### REQUIRED TASK
Copy out each line that includes the word "tears".

### SOURCE MATERIAL
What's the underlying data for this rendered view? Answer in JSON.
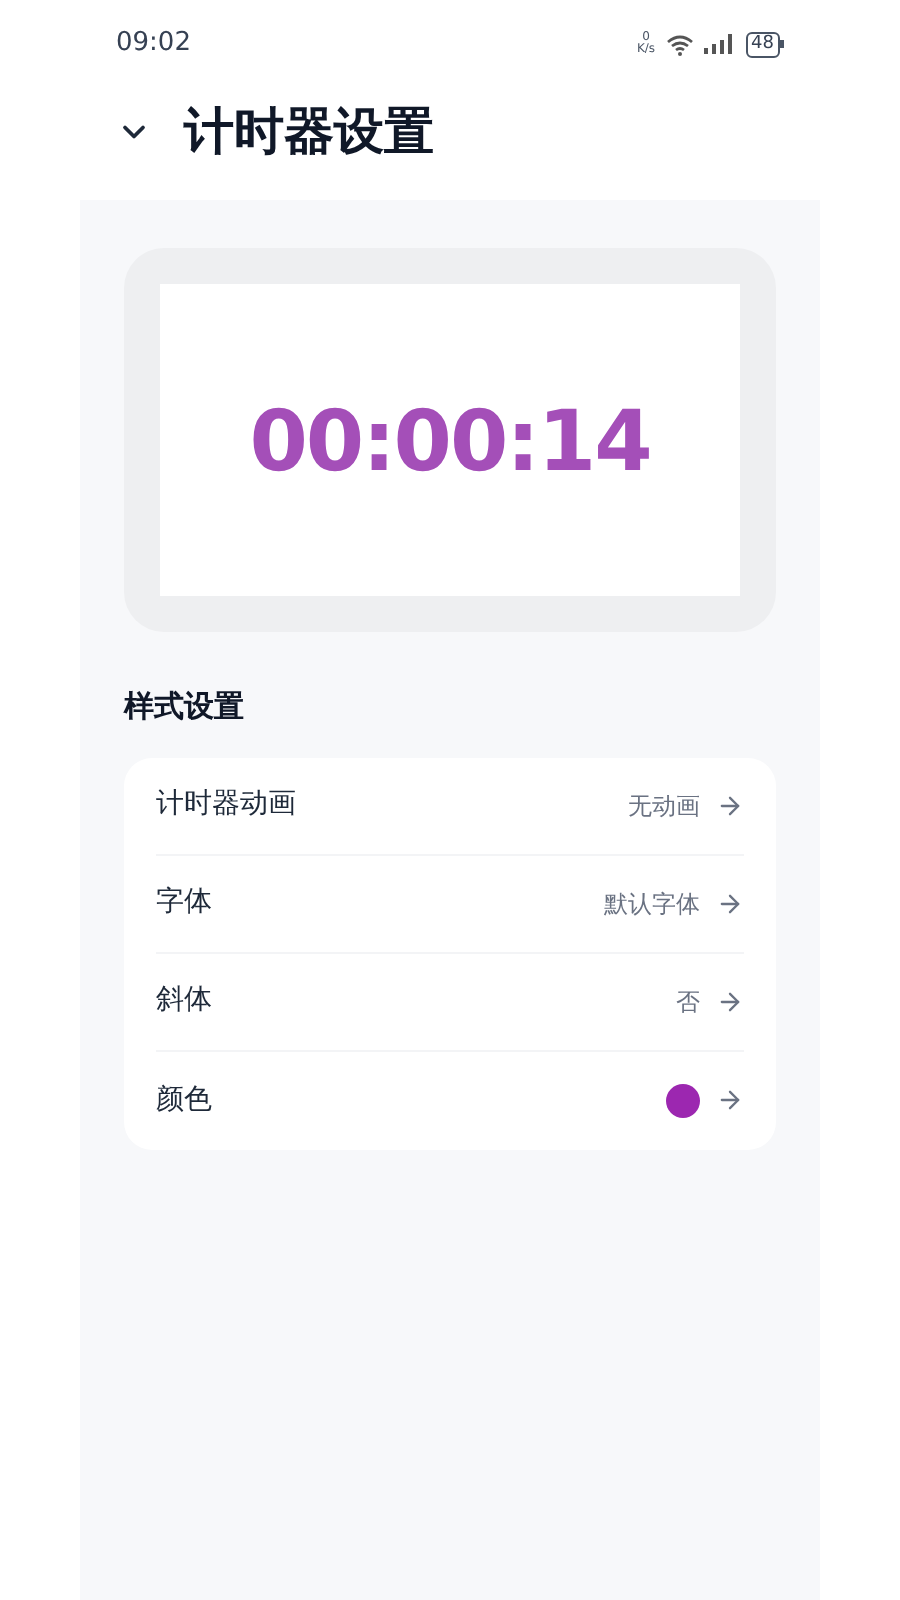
{
  "status_bar": {
    "time": "09:02",
    "speed_value": "0",
    "speed_unit": "K/s",
    "battery": "48"
  },
  "header": {
    "title": "计时器设置"
  },
  "preview": {
    "timer": "00:00:14"
  },
  "section_title": "样式设置",
  "settings": [
    {
      "kind": "text",
      "label": "计时器动画",
      "value": "无动画"
    },
    {
      "kind": "text",
      "label": "字体",
      "value": "默认字体"
    },
    {
      "kind": "text",
      "label": "斜体",
      "value": "否"
    },
    {
      "kind": "color",
      "label": "颜色",
      "color": "#9c27b0"
    }
  ]
}
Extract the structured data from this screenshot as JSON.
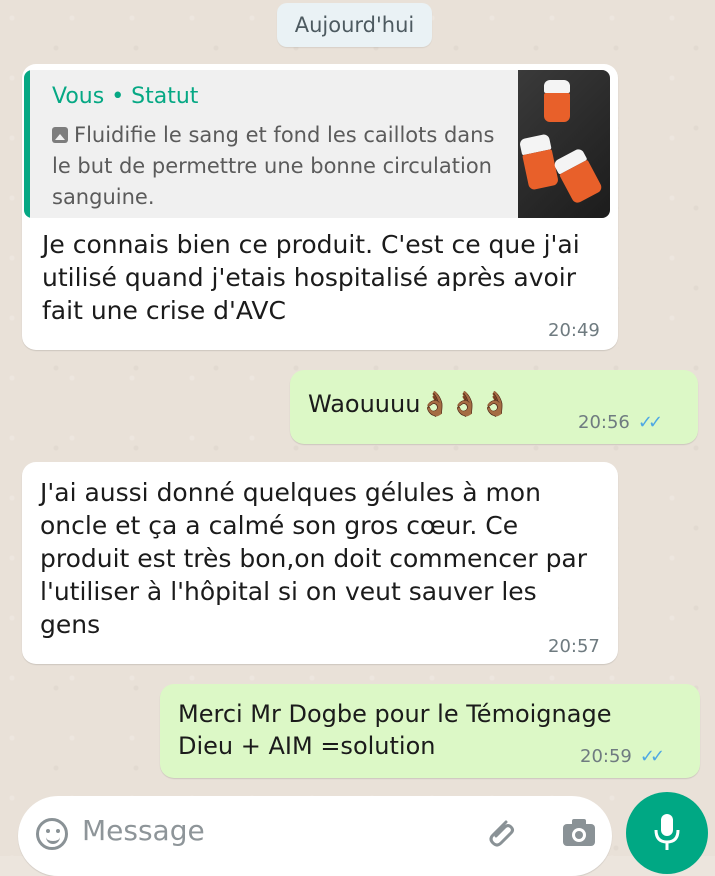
{
  "date_separator": "Aujourd'hui",
  "messages": [
    {
      "direction": "incoming",
      "quote": {
        "author": "Vous • Statut",
        "text": "Fluidifie le sang et fond les caillots dans le but de permettre une bonne circulation sanguine."
      },
      "text": "Je connais bien ce produit. C'est ce que j'ai utilisé quand j'etais hospitalisé après avoir fait une crise d'AVC",
      "time": "20:49"
    },
    {
      "direction": "outgoing",
      "text": "Waouuuu👌🏾👌🏾👌🏾",
      "time": "20:56",
      "ticks": "✓✓"
    },
    {
      "direction": "incoming",
      "text": "J'ai aussi donné quelques gélules à mon oncle et ça a calmé son gros cœur. Ce produit est très bon,on doit commencer par l'utiliser à l'hôpital si on veut sauver les gens",
      "time": "20:57"
    },
    {
      "direction": "outgoing",
      "text": "Merci Mr Dogbe pour le Témoignage\nDieu + AIM =solution",
      "time": "20:59",
      "ticks": "✓✓"
    }
  ],
  "input": {
    "placeholder": "Message"
  },
  "icons": {
    "emoji": "emoji-icon",
    "attach": "paperclip-icon",
    "camera": "camera-icon",
    "mic": "microphone-icon",
    "photo": "photo-icon"
  },
  "colors": {
    "incoming_bubble": "#ffffff",
    "outgoing_bubble": "#dcf8c6",
    "accent": "#06a884",
    "read_ticks": "#4fa8e3"
  }
}
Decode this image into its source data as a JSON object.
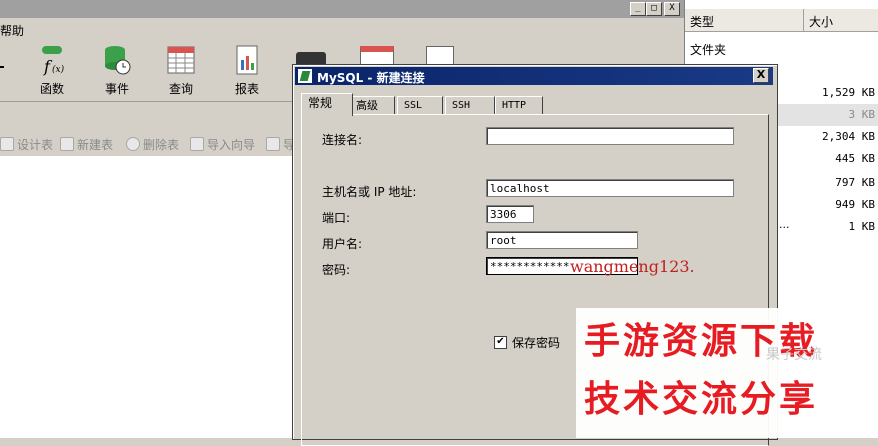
{
  "main_window": {
    "menu_help": "帮助",
    "window_buttons": [
      "_",
      "□",
      "X"
    ],
    "toolbar": [
      {
        "label": "函数",
        "icon": "function-icon"
      },
      {
        "label": "事件",
        "icon": "event-icon"
      },
      {
        "label": "查询",
        "icon": "query-icon"
      },
      {
        "label": "报表",
        "icon": "report-icon"
      }
    ],
    "small_toolbar": [
      "设计表",
      "新建表",
      "删除表",
      "导入向导",
      "导"
    ]
  },
  "file_pane": {
    "col_type": "类型",
    "col_size": "大小",
    "folder_label": "文件夹",
    "sizes": [
      "1,529 KB",
      "3 KB",
      "2,304 KB",
      "445 KB",
      "797 KB",
      "949 KB",
      "1 KB"
    ],
    "dots": "..."
  },
  "dialog": {
    "title": "MySQL - 新建连接",
    "close": "X",
    "tabs": [
      "常规",
      "高级",
      "SSL",
      "SSH",
      "HTTP"
    ],
    "fields": {
      "conn_name_label": "连接名:",
      "conn_name_value": "",
      "host_label": "主机名或 IP 地址:",
      "host_value": "localhost",
      "port_label": "端口:",
      "port_value": "3306",
      "user_label": "用户名:",
      "user_value": "root",
      "password_label": "密码:",
      "password_value": "************",
      "save_password_label": "保存密码",
      "save_password_checked": true
    },
    "annotation": "wangmeng123."
  },
  "watermark": {
    "line1": "手游资源下载",
    "line2": "技术交流分享",
    "faint": "果子交流"
  }
}
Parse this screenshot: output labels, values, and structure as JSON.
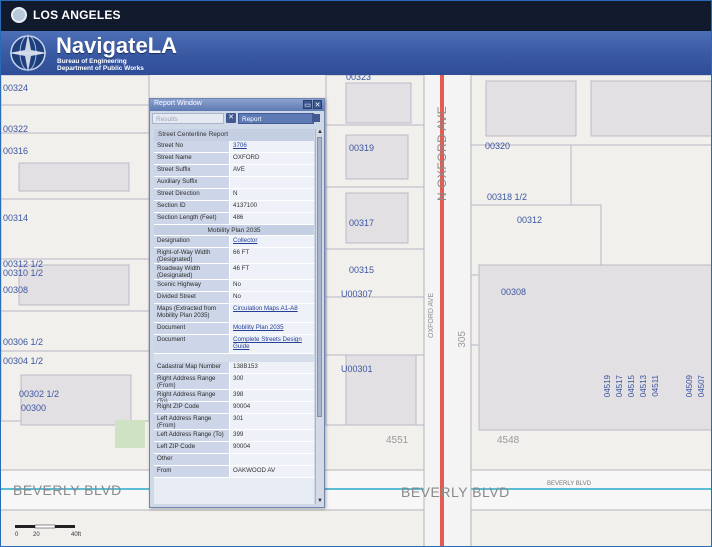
{
  "header": {
    "city_name": "LOS ANGELES"
  },
  "banner": {
    "app_title": "NavigateLA",
    "bureau_line1": "Bureau of Engineering",
    "bureau_line2": "Department of Public Works"
  },
  "map": {
    "addresses": {
      "a1": "00324",
      "a2": "00322",
      "a3": "00316",
      "a4": "00314",
      "a5": "00312 1/2",
      "a6": "00310 1/2",
      "a7": "00308",
      "a8": "00306 1/2",
      "a9": "00304 1/2",
      "a10": "00302 1/2",
      "a11": "00300",
      "b_top": "00323",
      "b1": "00319",
      "b2": "00317",
      "b3": "00315",
      "b4": "U00307",
      "b5": "U00301",
      "c1": "00320",
      "c2": "00318 1/2",
      "c3": "00312",
      "c4": "00308"
    },
    "vertical_numbers": [
      "04519",
      "04517",
      "04515",
      "04513",
      "04511",
      "04509",
      "04507"
    ],
    "street_oxford": "N OXFORD AVE",
    "street_beverly_left": "BEVERLY BLVD",
    "street_beverly_right": "BEVERLY BLVD",
    "street_beverly_small": "BEVERLY BLVD",
    "oxford_small": "OXFORD AVE",
    "lot_305": "305",
    "lot_4551": "4551",
    "lot_4548": "4548",
    "scale_labels": [
      "0",
      "20",
      "40ft"
    ]
  },
  "report_window": {
    "title": "Report Window",
    "tab_results": "Results",
    "tab_report": "Report",
    "header": "Street Centerline Report",
    "rows_a": [
      {
        "label": "Street No",
        "value": "3706",
        "link": true
      },
      {
        "label": "Street Name",
        "value": "OXFORD"
      },
      {
        "label": "Street Suffix",
        "value": "AVE"
      },
      {
        "label": "Auxiliary Suffix",
        "value": ""
      },
      {
        "label": "Street Direction",
        "value": "N"
      },
      {
        "label": "Section ID",
        "value": "4137100"
      },
      {
        "label": "Section Length (Feet)",
        "value": "486"
      }
    ],
    "section_title": "Mobility Plan 2035",
    "rows_b": [
      {
        "label": "Designation",
        "value": "Collector",
        "link": true
      },
      {
        "label": "Right-of-Way Width (Designated)",
        "value": "66 FT"
      },
      {
        "label": "Roadway Width (Designated)",
        "value": "46 FT"
      },
      {
        "label": "Scenic Highway",
        "value": "No"
      },
      {
        "label": "Divided Street",
        "value": "No"
      },
      {
        "label": "Maps (Extracted from Mobility Plan 2035)",
        "value": "Circulation Maps A1-A8",
        "link": true
      },
      {
        "label": "Document",
        "value": "Mobility Plan 2035",
        "link": true
      },
      {
        "label": "Document",
        "value": "Complete Streets Design Guide",
        "link": true
      }
    ],
    "rows_c": [
      {
        "label": "Cadastral Map Number",
        "value": "138B153"
      },
      {
        "label": "Right Address Range (From)",
        "value": "300"
      },
      {
        "label": "Right Address Range (To)",
        "value": "398"
      },
      {
        "label": "Right ZIP Code",
        "value": "90004"
      },
      {
        "label": "Left Address Range (From)",
        "value": "301"
      },
      {
        "label": "Left Address Range (To)",
        "value": "399"
      },
      {
        "label": "Left ZIP Code",
        "value": "90004"
      },
      {
        "label": "Other",
        "value": ""
      },
      {
        "label": "From",
        "value": "OAKWOOD AV"
      }
    ]
  }
}
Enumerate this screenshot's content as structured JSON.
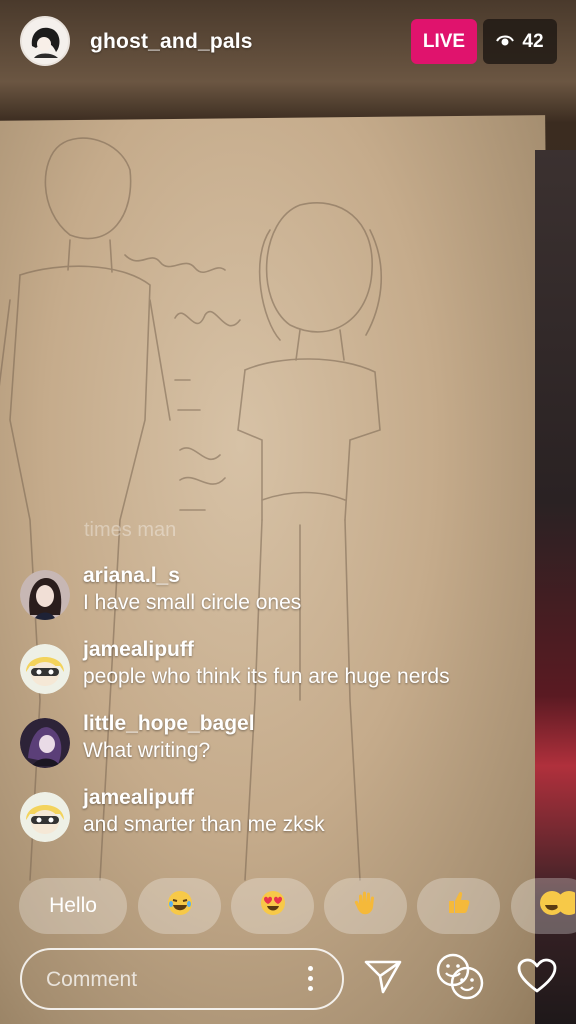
{
  "header": {
    "host_username": "ghost_and_pals",
    "live_label": "LIVE",
    "viewer_count": "42",
    "live_color": "#e0136d"
  },
  "overlay": {
    "faded_comment": "times man"
  },
  "comments": [
    {
      "username": "ariana.l_s",
      "text": "I have small circle ones",
      "avatar": "avatar-anime-girl-dark-hair"
    },
    {
      "username": "jamealipuff",
      "text": "people who think its fun are huge nerds",
      "avatar": "avatar-inkling-yellow"
    },
    {
      "username": "little_hope_bagel",
      "text": "What writing?",
      "avatar": "avatar-purple-character"
    },
    {
      "username": "jamealipuff",
      "text": "and smarter than me zksk",
      "avatar": "avatar-inkling-yellow"
    }
  ],
  "quick_reactions": {
    "hello_label": "Hello",
    "emojis": [
      "laughing-tears-emoji",
      "heart-eyes-emoji",
      "waving-hand-emoji",
      "thumbs-up-emoji",
      "laughing-tears-emoji"
    ]
  },
  "composer": {
    "placeholder": "Comment"
  },
  "icons": {
    "send": "send-icon",
    "faces": "face-filter-icon",
    "like": "heart-icon",
    "more": "more-vertical-icon",
    "viewers": "eye-icon"
  }
}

### RESULT OF THIS TASK
      "laughing-tears-emoji",
      "laughing-tears-emoji"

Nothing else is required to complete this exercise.